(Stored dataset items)
###

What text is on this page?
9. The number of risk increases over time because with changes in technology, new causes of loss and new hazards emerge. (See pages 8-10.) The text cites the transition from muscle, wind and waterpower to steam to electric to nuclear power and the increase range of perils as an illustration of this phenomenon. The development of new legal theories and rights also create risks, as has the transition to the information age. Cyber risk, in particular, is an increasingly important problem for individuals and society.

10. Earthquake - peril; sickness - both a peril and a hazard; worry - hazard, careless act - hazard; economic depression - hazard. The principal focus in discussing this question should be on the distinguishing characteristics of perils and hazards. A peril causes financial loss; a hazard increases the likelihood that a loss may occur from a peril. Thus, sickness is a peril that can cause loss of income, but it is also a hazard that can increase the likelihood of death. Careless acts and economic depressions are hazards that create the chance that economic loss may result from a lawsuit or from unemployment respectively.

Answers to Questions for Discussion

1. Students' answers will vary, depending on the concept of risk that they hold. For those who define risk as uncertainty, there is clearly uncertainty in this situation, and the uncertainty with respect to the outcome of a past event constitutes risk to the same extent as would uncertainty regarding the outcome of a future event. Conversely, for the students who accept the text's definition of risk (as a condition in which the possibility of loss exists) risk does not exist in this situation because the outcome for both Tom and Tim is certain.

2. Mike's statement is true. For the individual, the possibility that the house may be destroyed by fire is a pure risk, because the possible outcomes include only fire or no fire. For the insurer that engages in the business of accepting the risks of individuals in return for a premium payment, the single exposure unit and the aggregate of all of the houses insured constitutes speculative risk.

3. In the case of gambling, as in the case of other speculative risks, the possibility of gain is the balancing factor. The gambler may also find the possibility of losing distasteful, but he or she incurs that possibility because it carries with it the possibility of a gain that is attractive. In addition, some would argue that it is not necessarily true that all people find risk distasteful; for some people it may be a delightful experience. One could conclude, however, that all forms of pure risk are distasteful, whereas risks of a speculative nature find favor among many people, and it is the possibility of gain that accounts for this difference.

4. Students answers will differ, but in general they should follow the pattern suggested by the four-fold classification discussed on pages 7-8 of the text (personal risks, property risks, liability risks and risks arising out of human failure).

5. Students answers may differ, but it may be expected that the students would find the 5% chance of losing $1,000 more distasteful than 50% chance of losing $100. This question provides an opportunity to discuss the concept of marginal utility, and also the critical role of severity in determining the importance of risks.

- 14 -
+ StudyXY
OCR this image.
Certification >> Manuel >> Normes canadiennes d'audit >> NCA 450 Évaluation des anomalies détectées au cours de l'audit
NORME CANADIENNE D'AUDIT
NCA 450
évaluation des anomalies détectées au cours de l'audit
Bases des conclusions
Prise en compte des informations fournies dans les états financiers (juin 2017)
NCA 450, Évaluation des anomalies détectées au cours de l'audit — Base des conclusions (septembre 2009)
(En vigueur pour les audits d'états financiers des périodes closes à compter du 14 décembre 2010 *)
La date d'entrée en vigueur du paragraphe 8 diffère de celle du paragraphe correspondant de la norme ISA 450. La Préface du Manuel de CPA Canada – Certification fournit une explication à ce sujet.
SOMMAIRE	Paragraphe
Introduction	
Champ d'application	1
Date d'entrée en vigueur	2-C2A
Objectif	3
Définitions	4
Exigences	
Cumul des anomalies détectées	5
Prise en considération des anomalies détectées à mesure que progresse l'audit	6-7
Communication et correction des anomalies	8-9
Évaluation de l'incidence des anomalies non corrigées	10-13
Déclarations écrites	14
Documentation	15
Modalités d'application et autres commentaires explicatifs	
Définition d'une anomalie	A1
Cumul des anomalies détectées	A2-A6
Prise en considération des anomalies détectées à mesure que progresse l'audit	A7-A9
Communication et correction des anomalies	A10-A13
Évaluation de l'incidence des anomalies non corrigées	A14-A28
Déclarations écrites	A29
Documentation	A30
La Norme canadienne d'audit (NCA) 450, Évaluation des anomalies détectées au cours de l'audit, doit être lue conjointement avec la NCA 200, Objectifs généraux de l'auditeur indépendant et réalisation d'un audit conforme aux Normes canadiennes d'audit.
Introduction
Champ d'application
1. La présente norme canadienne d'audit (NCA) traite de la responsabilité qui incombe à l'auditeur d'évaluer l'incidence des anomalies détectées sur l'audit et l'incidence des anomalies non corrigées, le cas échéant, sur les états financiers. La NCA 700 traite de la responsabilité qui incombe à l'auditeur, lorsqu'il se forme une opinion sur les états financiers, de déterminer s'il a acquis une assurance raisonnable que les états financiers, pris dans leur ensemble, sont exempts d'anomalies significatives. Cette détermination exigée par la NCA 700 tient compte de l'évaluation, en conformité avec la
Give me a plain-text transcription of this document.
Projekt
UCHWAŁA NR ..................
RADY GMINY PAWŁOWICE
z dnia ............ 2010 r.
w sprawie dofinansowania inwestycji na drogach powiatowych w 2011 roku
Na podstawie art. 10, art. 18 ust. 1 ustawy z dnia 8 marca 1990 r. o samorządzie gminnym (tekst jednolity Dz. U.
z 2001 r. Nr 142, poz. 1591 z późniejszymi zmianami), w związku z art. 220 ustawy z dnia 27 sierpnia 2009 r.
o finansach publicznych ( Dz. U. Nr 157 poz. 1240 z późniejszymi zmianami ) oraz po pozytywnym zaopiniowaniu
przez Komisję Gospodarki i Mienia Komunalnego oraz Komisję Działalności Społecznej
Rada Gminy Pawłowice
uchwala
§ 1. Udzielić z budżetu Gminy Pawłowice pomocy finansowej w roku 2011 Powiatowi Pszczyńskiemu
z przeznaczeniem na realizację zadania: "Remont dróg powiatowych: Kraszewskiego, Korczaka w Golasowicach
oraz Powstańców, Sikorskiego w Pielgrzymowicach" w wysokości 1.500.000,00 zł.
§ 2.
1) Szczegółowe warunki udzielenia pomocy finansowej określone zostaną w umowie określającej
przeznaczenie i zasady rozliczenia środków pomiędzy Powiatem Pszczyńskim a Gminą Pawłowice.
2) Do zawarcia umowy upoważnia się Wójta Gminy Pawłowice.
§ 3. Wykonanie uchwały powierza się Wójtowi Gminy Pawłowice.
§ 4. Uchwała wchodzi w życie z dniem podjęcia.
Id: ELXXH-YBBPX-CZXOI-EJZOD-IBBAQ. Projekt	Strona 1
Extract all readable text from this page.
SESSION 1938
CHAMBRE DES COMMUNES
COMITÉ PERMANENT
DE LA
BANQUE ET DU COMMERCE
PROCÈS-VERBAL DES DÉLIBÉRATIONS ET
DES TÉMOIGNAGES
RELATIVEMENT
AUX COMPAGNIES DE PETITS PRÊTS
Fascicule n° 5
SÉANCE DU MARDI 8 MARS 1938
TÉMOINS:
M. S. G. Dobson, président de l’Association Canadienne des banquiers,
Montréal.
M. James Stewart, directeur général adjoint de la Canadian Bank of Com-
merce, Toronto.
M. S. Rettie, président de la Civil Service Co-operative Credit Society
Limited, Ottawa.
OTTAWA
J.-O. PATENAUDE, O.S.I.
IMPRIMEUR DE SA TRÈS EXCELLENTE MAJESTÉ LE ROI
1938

###

## [Task directions]
Examine the records and pull out every line where the string "vigueur" occurs.

## [Task solution]
(En vigueur pour les audits d'états financiers des périodes closes à compter du 14 décembre 2010 *)
La date d'entrée en vigueur du paragraphe 8 diffère de celle du paragraphe correspondant de la norme ISA 450. La Préface du Manuel de CPA Canada – Certification fournit une explication à ce sujet.
Date d'entrée en vigueur	2-C2A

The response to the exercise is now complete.